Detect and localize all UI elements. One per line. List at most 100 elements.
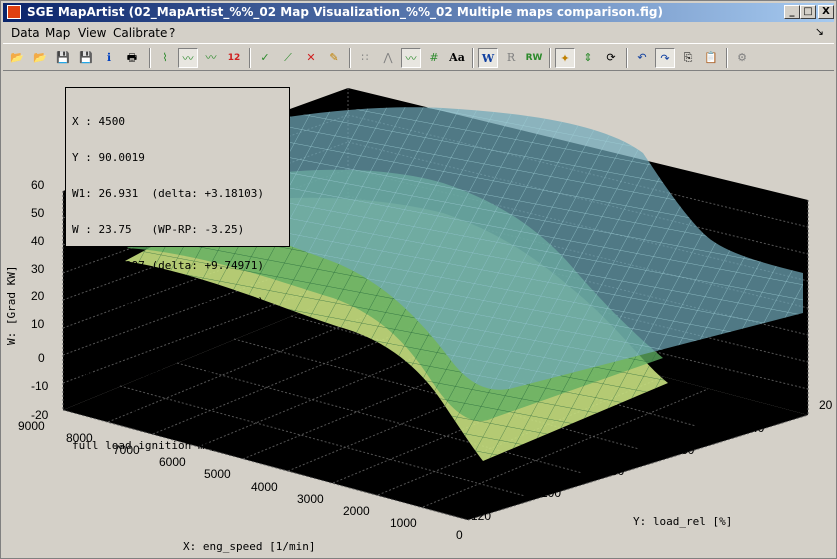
copy-icon: ⎘ [683, 51, 693, 64]
menubar-arrow-icon[interactable]: ↘ [815, 25, 824, 38]
redo-icon: ↷ [660, 52, 670, 65]
rotate-icon: ⟳ [606, 51, 616, 64]
toolbar-separator [726, 48, 728, 68]
w-tick: -10 [31, 379, 49, 393]
x-tick: 0 [456, 528, 463, 542]
delete-curve-icon: ✕ [306, 51, 316, 64]
w-tick: 20 [31, 289, 45, 303]
paste-button[interactable]: 📋 [701, 48, 721, 68]
open-folder-button[interactable]: 📂 [7, 48, 27, 68]
numeric-table-icon: 12 [227, 53, 241, 63]
toolbar-separator [549, 48, 551, 68]
grid-icon: # [429, 51, 439, 64]
plot-line-pressed-icon: 〰 [182, 52, 194, 65]
grid-button[interactable]: # [424, 48, 444, 68]
toolbar-separator [349, 48, 351, 68]
font-button[interactable]: Aa [447, 48, 467, 68]
x-tick: 4000 [251, 480, 278, 494]
print-button[interactable]: 🖶 [122, 48, 142, 68]
y-axis-label: Y: load_rel [%] [633, 515, 733, 528]
save-icon: 💾 [56, 51, 70, 64]
plot-line-alt-button[interactable]: 〰 [201, 48, 221, 68]
info-icon: ℹ [106, 51, 112, 64]
tooltip-x: X : 4500 [72, 115, 125, 128]
pan-button[interactable]: ⇕ [578, 48, 598, 68]
open-folder-alt-button[interactable]: 📂 [30, 48, 50, 68]
print-icon: 🖶 [126, 51, 138, 64]
app-icon [7, 5, 21, 19]
y-tick: 80 [611, 464, 625, 478]
y-tick: 40 [751, 421, 765, 435]
undo-icon: ↶ [637, 51, 647, 64]
open-folder-alt-icon: 📂 [33, 51, 47, 64]
info-button[interactable]: ℹ [99, 48, 119, 68]
copy-button[interactable]: ⎘ [678, 48, 698, 68]
check-curve-icon: ✓ [260, 51, 270, 64]
w-tick: 0 [38, 351, 45, 365]
delete-curve-button[interactable]: ✕ [301, 48, 321, 68]
x-tick: 1000 [390, 516, 417, 530]
pen-icon: ✎ [329, 51, 339, 64]
mesh-button[interactable]: ⋀ [378, 48, 398, 68]
w-axis-label: W: [Grad KW] [5, 265, 18, 345]
tooltip-w: W : 23.75 (WP-RP: -3.25) [72, 223, 245, 236]
toolbar: 📂 📂 💾 💾 ℹ 🖶 ⌇ 〰 〰 12 ✓ ⟋ ✕ ✎ ∷ ⋀ 〰 # Aa … [3, 43, 834, 71]
menu-calibrate[interactable]: Calibrate [113, 26, 167, 40]
pen-button[interactable]: ✎ [324, 48, 344, 68]
x-axis-label: X: eng_speed [1/min] [183, 540, 316, 553]
toolbar-separator [249, 48, 251, 68]
x-tick: 3000 [297, 492, 324, 506]
surface-icon: 〰 [405, 52, 417, 65]
rw-button[interactable]: RW [524, 48, 544, 68]
plot-line-button[interactable]: ⌇ [155, 48, 175, 68]
menu-data[interactable]: Data [11, 26, 40, 40]
title-bar[interactable]: SGE MapArtist (02_MapArtist_%%_02 Map Vi… [3, 3, 834, 22]
w-icon: W [481, 52, 495, 65]
tooltip-desc: overlay of part and [72, 403, 198, 416]
menu-map[interactable]: Map [45, 26, 70, 40]
mesh-icon: ⋀ [383, 51, 393, 64]
main-window: SGE MapArtist (02_MapArtist_%%_02 Map Vi… [0, 0, 837, 559]
w-button[interactable]: W [478, 48, 498, 68]
r-button[interactable]: R [501, 48, 521, 68]
scatter-button[interactable]: ∷ [355, 48, 375, 68]
rotate-button[interactable]: ⟳ [601, 48, 621, 68]
rw-icon: RW [525, 53, 543, 63]
r-icon: R [506, 51, 516, 64]
edit-curve-icon: ⟋ [284, 51, 292, 64]
y-tick: 120 [471, 509, 492, 523]
plot-line-pressed-button[interactable]: 〰 [178, 48, 198, 68]
font-icon: Aa [449, 51, 465, 64]
y-tick: 60 [681, 443, 695, 457]
edit-curve-button[interactable]: ⟋ [278, 48, 298, 68]
redo-button[interactable]: ↷ [655, 48, 675, 68]
settings-button[interactable]: ⚙ [732, 48, 752, 68]
undo-button[interactable]: ↶ [632, 48, 652, 68]
toolbar-separator [149, 48, 151, 68]
close-button[interactable]: X [818, 5, 834, 19]
menu-help[interactable]: ? [169, 26, 175, 40]
toolbar-separator [626, 48, 628, 68]
w-tick: 60 [31, 178, 45, 192]
open-folder-icon: 📂 [10, 51, 24, 64]
toolbar-separator [472, 48, 474, 68]
minimize-button[interactable]: _ [784, 5, 800, 19]
pointer-button[interactable]: ✦ [555, 48, 575, 68]
numeric-table-button[interactable]: 12 [224, 48, 244, 68]
surface-button[interactable]: 〰 [401, 48, 421, 68]
w-tick: 40 [31, 234, 45, 248]
save-button[interactable]: 💾 [53, 48, 73, 68]
tooltip-desc: full load ignition maps. [72, 439, 231, 452]
tooltip-w4: W4: 32.7541 (delta: +9.00408) [72, 295, 265, 308]
menu-view[interactable]: View [78, 26, 106, 40]
scatter-icon: ∷ [361, 51, 369, 64]
w-tick: 30 [31, 262, 45, 276]
pan-icon: ⇕ [583, 51, 593, 64]
y-tick: 100 [541, 486, 562, 500]
maximize-button[interactable]: □ [800, 5, 816, 19]
save-as-button[interactable]: 💾 [76, 48, 96, 68]
w-tick: 10 [31, 317, 45, 331]
data-tooltip: X : 4500 Y : 90.0019 W1: 26.931 (delta: … [65, 87, 290, 452]
pointer-icon: ✦ [560, 52, 570, 65]
check-curve-button[interactable]: ✓ [255, 48, 275, 68]
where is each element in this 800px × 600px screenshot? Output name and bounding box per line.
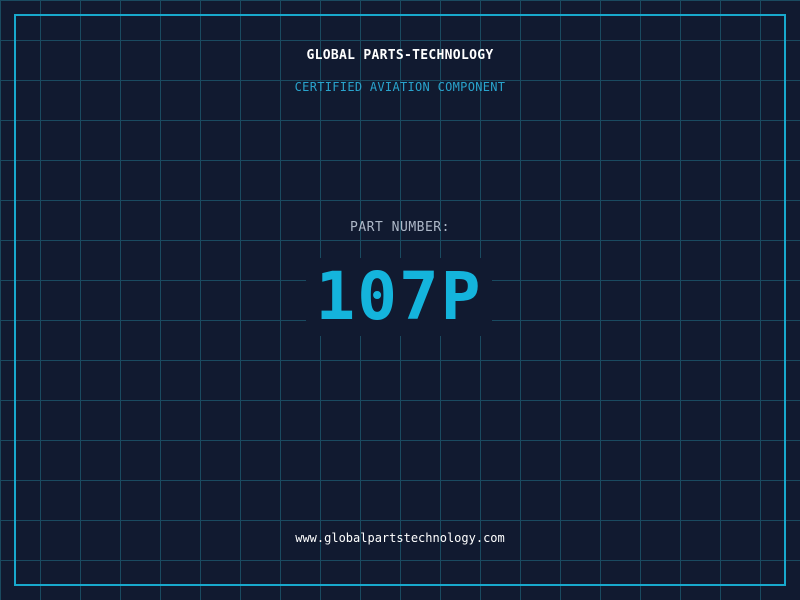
brand-title: GLOBAL PARTS-TECHNOLOGY — [306, 48, 494, 63]
part-number-value: 107P — [315, 258, 483, 335]
brand-subtitle: CERTIFIED AVIATION COMPONENT — [294, 80, 506, 94]
part-number-label: PART NUMBER: — [350, 220, 450, 235]
website-url: www.globalpartstechnology.com — [295, 531, 505, 545]
part-number-panel: 107P — [306, 258, 492, 336]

______

GIVEN PROBLEM: Rewrite the material from the line containing "brand-title: GLOBAL PARTS-TECHNOLOGY" down to the line containing "part-number-label: PART NUMBER: —", replacing "AVIATION" with "AEROSPACE" and leaving everything else in those lines unchanged. Give only those lines.

RESULT FOR THIS TASK:
brand-title: GLOBAL PARTS-TECHNOLOGY — [306, 48, 494, 63]
part-number-value: 107P — [315, 258, 483, 335]
brand-subtitle: CERTIFIED AEROSPACE COMPONENT — [294, 80, 506, 94]
part-number-label: PART NUMBER: — [350, 220, 450, 235]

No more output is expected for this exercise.